Data items:
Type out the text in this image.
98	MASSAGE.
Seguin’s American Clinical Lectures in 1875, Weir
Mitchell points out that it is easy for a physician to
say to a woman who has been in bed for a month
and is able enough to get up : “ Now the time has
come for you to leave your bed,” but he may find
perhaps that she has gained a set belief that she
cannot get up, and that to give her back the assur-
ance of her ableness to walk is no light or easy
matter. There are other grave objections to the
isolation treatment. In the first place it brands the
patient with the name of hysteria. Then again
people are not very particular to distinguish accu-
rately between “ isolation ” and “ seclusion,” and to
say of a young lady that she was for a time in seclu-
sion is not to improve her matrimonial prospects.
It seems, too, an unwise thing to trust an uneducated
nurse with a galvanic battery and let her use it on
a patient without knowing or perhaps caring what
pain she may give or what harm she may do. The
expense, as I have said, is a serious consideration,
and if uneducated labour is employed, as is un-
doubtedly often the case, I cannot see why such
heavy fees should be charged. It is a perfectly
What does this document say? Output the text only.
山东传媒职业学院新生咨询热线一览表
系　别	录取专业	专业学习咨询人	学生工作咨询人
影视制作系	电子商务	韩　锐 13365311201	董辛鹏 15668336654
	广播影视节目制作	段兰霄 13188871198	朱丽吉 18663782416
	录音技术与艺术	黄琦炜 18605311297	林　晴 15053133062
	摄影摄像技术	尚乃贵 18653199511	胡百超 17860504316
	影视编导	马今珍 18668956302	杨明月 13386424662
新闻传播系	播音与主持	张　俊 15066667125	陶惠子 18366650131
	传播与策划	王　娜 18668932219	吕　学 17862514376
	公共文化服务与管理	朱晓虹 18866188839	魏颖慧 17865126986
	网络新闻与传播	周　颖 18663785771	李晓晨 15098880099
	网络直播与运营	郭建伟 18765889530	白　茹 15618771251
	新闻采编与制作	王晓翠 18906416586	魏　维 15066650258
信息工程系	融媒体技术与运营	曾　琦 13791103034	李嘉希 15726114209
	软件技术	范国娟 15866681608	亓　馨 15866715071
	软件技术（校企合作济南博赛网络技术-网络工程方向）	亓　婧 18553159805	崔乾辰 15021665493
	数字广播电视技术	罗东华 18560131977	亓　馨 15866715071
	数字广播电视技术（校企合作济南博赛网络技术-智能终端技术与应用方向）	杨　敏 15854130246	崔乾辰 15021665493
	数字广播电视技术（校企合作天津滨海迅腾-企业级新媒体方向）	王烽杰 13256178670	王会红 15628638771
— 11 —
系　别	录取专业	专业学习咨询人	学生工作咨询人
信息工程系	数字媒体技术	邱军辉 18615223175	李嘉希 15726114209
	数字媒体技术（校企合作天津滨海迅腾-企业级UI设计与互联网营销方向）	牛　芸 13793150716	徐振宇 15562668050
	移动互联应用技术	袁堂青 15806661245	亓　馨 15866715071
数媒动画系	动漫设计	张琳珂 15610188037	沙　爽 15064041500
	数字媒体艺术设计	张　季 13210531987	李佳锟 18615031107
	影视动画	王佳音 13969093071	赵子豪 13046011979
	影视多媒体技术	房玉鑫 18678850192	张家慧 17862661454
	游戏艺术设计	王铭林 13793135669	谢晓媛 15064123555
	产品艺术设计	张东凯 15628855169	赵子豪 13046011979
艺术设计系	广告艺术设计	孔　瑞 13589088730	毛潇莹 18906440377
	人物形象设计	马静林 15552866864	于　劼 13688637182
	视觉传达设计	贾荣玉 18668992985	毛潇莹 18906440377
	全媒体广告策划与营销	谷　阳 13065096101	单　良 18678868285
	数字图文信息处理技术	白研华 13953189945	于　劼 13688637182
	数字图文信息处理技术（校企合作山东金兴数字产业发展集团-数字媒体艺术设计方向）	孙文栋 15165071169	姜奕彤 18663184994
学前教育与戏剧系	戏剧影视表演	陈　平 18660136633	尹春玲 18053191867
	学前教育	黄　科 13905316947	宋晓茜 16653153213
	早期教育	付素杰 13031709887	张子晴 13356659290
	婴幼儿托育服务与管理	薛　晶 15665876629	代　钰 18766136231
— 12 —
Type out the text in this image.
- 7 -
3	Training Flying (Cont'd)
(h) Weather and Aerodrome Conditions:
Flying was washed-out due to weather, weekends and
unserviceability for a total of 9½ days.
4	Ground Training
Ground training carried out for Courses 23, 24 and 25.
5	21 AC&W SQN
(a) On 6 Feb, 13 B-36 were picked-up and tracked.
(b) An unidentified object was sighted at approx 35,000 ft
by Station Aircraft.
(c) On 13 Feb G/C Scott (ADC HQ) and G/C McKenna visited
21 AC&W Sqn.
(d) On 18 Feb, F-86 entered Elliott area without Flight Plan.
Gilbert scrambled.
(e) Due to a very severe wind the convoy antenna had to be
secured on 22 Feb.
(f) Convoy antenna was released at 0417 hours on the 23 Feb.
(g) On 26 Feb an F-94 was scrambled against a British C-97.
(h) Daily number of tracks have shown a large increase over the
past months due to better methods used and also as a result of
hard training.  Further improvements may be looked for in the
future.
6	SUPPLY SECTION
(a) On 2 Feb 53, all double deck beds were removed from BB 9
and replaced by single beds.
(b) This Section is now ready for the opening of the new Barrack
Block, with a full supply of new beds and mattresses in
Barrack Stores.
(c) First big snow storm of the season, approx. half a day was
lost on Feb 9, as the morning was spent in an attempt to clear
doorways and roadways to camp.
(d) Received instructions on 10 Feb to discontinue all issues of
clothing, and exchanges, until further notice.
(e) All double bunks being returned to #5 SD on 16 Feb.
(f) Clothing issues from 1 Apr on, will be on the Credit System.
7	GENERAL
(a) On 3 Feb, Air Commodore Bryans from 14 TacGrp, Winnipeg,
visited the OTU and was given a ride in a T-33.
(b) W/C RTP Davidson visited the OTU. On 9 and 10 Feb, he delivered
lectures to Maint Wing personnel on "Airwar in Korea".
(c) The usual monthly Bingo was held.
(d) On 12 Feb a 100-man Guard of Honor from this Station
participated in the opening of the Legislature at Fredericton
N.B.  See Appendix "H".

* **Task**:
Type out the entries again, word for word.

* **Response**:
Type out the text in this image.
98	MASSAGE.
Seguin’s American Clinical Lectures in 1875, Weir
Mitchell points out that it is easy for a physician to
say to a woman who has been in bed for a month
and is able enough to get up : “ Now the time has
come for you to leave your bed,” but he may find
perhaps that she has gained a set belief that she
cannot get up, and that to give her back the assur-
ance of her ableness to walk is no light or easy
matter. There are other grave objections to the
isolation treatment. In the first place it brands the
patient with the name of hysteria. Then again
people are not very particular to distinguish accu-
rately between “ isolation ” and “ seclusion,” and to
say of a young lady that she was for a time in seclu-
sion is not to improve her matrimonial prospects.
It seems, too, an unwise thing to trust an uneducated
nurse with a galvanic battery and let her use it on
a patient without knowing or perhaps caring what
pain she may give or what harm she may do. The
expense, as I have said, is a serious consideration,
and if uneducated labour is employed, as is un-
doubtedly often the case, I cannot see why such
heavy fees should be charged. It is a perfectly
What does this document say? Output the text only.
山东传媒职业学院新生咨询热线一览表
系　别	录取专业	专业学习咨询人	学生工作咨询人
影视制作系	电子商务	韩　锐 13365311201	董辛鹏 15668336654
	广播影视节目制作	段兰霄 13188871198	朱丽吉 18663782416
	录音技术与艺术	黄琦炜 18605311297	林　晴 15053133062
	摄影摄像技术	尚乃贵 18653199511	胡百超 17860504316
	影视编导	马今珍 18668956302	杨明月 13386424662
新闻传播系	播音与主持	张　俊 15066667125	陶惠子 18366650131
	传播与策划	王　娜 18668932219	吕　学 17862514376
	公共文化服务与管理	朱晓虹 18866188839	魏颖慧 17865126986
	网络新闻与传播	周　颖 18663785771	李晓晨 15098880099
	网络直播与运营	郭建伟 18765889530	白　茹 15618771251
	新闻采编与制作	王晓翠 18906416586	魏　维 15066650258
信息工程系	融媒体技术与运营	曾　琦 13791103034	李嘉希 15726114209
	软件技术	范国娟 15866681608	亓　馨 15866715071
	软件技术（校企合作济南博赛网络技术-网络工程方向）	亓　婧 18553159805	崔乾辰 15021665493
	数字广播电视技术	罗东华 18560131977	亓　馨 15866715071
	数字广播电视技术（校企合作济南博赛网络技术-智能终端技术与应用方向）	杨　敏 15854130246	崔乾辰 15021665493
	数字广播电视技术（校企合作天津滨海迅腾-企业级新媒体方向）	王烽杰 13256178670	王会红 15628638771
— 11 —
系　别	录取专业	专业学习咨询人	学生工作咨询人
信息工程系	数字媒体技术	邱军辉 18615223175	李嘉希 15726114209
	数字媒体技术（校企合作天津滨海迅腾-企业级UI设计与互联网营销方向）	牛　芸 13793150716	徐振宇 15562668050
	移动互联应用技术	袁堂青 15806661245	亓　馨 15866715071
数媒动画系	动漫设计	张琳珂 15610188037	沙　爽 15064041500
	数字媒体艺术设计	张　季 13210531987	李佳锟 18615031107
	影视动画	王佳音 13969093071	赵子豪 13046011979
	影视多媒体技术	房玉鑫 18678850192	张家慧 17862661454
	游戏艺术设计	王铭林 13793135669	谢晓媛 15064123555
	产品艺术设计	张东凯 15628855169	赵子豪 13046011979
艺术设计系	广告艺术设计	孔　瑞 13589088730	毛潇莹 18906440377
	人物形象设计	马静林 15552866864	于　劼 13688637182
	视觉传达设计	贾荣玉 18668992985	毛潇莹 18906440377
	全媒体广告策划与营销	谷　阳 13065096101	单　良 18678868285
	数字图文信息处理技术	白研华 13953189945	于　劼 13688637182
	数字图文信息处理技术（校企合作山东金兴数字产业发展集团-数字媒体艺术设计方向）	孙文栋 15165071169	姜奕彤 18663184994
学前教育与戏剧系	戏剧影视表演	陈　平 18660136633	尹春玲 18053191867
	学前教育	黄　科 13905316947	宋晓茜 16653153213
	早期教育	付素杰 13031709887	张子晴 13356659290
	婴幼儿托育服务与管理	薛　晶 15665876629	代　钰 18766136231
— 12 —
Type out the text in this image.
- 7 -
3	Training Flying (Cont'd)
(h) Weather and Aerodrome Conditions:
Flying was washed-out due to weather, weekends and
unserviceability for a total of 9½ days.
4	Ground Training
Ground training carried out for Courses 23, 24 and 25.
5	21 AC&W SQN
(a) On 6 Feb, 13 B-36 were picked-up and tracked.
(b) An unidentified object was sighted at approx 35,000 ft
by Station Aircraft.
(c) On 13 Feb G/C Scott (ADC HQ) and G/C McKenna visited
21 AC&W Sqn.
(d) On 18 Feb, F-86 entered Elliott area without Flight Plan.
Gilbert scrambled.
(e) Due to a very severe wind the convoy antenna had to be
secured on 22 Feb.
(f) Convoy antenna was released at 0417 hours on the 23 Feb.
(g) On 26 Feb an F-94 was scrambled against a British C-97.
(h) Daily number of tracks have shown a large increase over the
past months due to better methods used and also as a result of
hard training.  Further improvements may be looked for in the
future.
6	SUPPLY SECTION
(a) On 2 Feb 53, all double deck beds were removed from BB 9
and replaced by single beds.
(b) This Section is now ready for the opening of the new Barrack
Block, with a full supply of new beds and mattresses in
Barrack Stores.
(c) First big snow storm of the season, approx. half a day was
lost on Feb 9, as the morning was spent in an attempt to clear
doorways and roadways to camp.
(d) Received instructions on 10 Feb to discontinue all issues of
clothing, and exchanges, until further notice.
(e) All double bunks being returned to #5 SD on 16 Feb.
(f) Clothing issues from 1 Apr on, will be on the Credit System.
7	GENERAL
(a) On 3 Feb, Air Commodore Bryans from 14 TacGrp, Winnipeg,
visited the OTU and was given a ride in a T-33.
(b) W/C RTP Davidson visited the OTU. On 9 and 10 Feb, he delivered
lectures to Maint Wing personnel on "Airwar in Korea".
(c) The usual monthly Bingo was held.
(d) On 12 Feb a 100-man Guard of Honor from this Station
participated in the opening of the Legislature at Fredericton
N.B.  See Appendix "H".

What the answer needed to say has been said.